Stored data entries:
■ ■ ■

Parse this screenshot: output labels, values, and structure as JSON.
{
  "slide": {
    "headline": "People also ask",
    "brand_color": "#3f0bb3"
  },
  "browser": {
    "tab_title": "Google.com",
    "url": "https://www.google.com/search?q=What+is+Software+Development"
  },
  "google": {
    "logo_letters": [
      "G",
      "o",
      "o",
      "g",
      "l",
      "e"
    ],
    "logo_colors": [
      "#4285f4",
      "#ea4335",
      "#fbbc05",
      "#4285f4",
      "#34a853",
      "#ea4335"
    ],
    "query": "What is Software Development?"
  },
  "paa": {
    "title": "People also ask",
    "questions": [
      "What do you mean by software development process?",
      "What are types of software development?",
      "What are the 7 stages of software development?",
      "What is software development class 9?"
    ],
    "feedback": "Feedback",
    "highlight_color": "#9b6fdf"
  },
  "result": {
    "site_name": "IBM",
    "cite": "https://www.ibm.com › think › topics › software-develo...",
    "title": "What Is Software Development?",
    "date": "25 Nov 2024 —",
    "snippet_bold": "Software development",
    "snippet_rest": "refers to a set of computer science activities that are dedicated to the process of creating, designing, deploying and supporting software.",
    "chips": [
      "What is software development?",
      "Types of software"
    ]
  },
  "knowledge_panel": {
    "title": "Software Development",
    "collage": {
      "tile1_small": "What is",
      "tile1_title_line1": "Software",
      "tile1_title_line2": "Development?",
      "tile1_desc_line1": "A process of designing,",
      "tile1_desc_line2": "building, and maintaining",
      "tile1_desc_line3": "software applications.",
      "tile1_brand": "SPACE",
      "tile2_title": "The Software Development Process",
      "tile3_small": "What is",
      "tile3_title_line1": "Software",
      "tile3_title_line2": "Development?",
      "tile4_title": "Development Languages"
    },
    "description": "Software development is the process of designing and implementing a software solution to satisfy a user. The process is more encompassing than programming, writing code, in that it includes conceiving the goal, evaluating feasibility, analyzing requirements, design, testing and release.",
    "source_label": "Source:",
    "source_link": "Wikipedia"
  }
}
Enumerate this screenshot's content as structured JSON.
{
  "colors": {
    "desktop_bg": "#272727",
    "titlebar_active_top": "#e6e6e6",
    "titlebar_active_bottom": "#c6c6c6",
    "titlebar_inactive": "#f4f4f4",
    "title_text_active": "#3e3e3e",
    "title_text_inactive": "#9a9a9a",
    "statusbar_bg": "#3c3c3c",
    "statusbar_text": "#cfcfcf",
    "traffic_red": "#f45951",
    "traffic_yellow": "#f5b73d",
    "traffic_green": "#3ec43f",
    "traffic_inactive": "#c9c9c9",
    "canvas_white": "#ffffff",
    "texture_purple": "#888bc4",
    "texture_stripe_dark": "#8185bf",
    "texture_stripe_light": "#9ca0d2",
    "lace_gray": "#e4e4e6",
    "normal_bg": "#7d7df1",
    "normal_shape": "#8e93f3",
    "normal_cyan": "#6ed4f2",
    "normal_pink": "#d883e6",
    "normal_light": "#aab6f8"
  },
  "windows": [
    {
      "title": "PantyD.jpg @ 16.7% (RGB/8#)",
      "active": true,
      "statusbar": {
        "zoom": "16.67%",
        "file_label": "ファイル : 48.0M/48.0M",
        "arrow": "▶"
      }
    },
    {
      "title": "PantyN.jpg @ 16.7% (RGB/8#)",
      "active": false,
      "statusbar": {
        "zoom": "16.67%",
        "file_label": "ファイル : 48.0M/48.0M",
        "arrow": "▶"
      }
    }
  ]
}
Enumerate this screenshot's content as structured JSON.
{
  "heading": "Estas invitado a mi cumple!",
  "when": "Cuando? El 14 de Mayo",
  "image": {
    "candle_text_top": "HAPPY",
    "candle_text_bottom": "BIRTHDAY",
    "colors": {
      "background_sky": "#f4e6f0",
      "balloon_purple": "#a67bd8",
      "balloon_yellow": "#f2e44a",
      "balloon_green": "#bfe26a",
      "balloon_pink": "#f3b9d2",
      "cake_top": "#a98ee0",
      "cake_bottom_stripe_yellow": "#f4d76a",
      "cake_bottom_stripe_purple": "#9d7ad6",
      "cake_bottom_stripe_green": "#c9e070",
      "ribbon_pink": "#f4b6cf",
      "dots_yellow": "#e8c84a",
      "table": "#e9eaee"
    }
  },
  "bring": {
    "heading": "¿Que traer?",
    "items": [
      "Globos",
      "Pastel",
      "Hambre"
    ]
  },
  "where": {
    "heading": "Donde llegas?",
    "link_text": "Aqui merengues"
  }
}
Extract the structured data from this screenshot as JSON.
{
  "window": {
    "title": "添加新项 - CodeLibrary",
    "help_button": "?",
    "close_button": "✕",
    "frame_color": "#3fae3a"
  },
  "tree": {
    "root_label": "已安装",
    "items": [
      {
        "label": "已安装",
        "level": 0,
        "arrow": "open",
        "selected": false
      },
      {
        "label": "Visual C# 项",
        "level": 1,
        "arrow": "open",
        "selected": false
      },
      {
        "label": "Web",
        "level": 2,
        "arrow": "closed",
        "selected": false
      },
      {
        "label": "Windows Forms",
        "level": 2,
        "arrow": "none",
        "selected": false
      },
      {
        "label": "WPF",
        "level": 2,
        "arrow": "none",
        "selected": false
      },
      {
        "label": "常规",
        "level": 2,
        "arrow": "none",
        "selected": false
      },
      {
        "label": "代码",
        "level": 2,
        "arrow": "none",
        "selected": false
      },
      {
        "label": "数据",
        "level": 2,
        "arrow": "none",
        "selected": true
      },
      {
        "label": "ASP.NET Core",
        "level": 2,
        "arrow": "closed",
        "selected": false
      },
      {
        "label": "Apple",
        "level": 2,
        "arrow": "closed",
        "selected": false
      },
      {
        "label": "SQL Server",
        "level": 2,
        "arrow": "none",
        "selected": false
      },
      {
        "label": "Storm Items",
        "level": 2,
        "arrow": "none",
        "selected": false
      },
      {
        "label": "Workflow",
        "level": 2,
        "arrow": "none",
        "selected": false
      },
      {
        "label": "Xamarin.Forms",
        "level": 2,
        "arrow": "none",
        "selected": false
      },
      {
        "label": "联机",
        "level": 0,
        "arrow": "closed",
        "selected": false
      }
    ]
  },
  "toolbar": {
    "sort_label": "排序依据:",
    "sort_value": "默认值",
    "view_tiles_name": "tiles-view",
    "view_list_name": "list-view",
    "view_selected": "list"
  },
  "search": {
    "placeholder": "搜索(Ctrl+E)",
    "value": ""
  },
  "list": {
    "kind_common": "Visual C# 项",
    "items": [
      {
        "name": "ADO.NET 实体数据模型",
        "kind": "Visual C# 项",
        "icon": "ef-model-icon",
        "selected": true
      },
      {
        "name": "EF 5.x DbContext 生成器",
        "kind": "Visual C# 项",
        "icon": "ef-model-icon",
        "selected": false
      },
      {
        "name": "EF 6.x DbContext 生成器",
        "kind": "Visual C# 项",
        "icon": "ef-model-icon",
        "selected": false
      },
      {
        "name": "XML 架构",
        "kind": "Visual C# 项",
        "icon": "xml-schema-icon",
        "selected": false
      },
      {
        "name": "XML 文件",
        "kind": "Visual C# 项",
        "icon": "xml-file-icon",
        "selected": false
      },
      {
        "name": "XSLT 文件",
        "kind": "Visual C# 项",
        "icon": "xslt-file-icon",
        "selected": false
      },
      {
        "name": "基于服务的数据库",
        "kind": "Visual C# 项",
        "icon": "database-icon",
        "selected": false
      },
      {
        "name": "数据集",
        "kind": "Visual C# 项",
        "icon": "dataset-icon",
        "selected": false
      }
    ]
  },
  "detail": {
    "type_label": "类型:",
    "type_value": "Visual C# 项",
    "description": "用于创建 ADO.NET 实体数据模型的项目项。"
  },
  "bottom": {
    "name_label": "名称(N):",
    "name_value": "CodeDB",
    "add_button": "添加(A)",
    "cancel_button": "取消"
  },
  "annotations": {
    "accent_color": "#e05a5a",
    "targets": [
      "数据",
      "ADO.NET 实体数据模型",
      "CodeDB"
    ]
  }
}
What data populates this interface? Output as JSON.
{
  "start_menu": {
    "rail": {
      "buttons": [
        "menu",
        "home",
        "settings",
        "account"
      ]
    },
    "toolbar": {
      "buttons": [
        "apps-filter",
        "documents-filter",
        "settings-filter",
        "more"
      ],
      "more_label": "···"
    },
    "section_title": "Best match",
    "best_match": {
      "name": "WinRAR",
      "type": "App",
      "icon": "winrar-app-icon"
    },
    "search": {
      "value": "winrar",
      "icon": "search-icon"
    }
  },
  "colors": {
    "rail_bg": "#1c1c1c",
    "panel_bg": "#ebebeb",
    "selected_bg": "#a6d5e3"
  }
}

■ ■ ■

> **SET EXERCISE**:
List all lines above in which the string "https" appears.

> **ANSWER TO THE PROBLEM**:
    "url": "https://www.google.com/search?q=What+is+Software+Development"
    "cite": "https://www.ibm.com › think › topics › software-develo...",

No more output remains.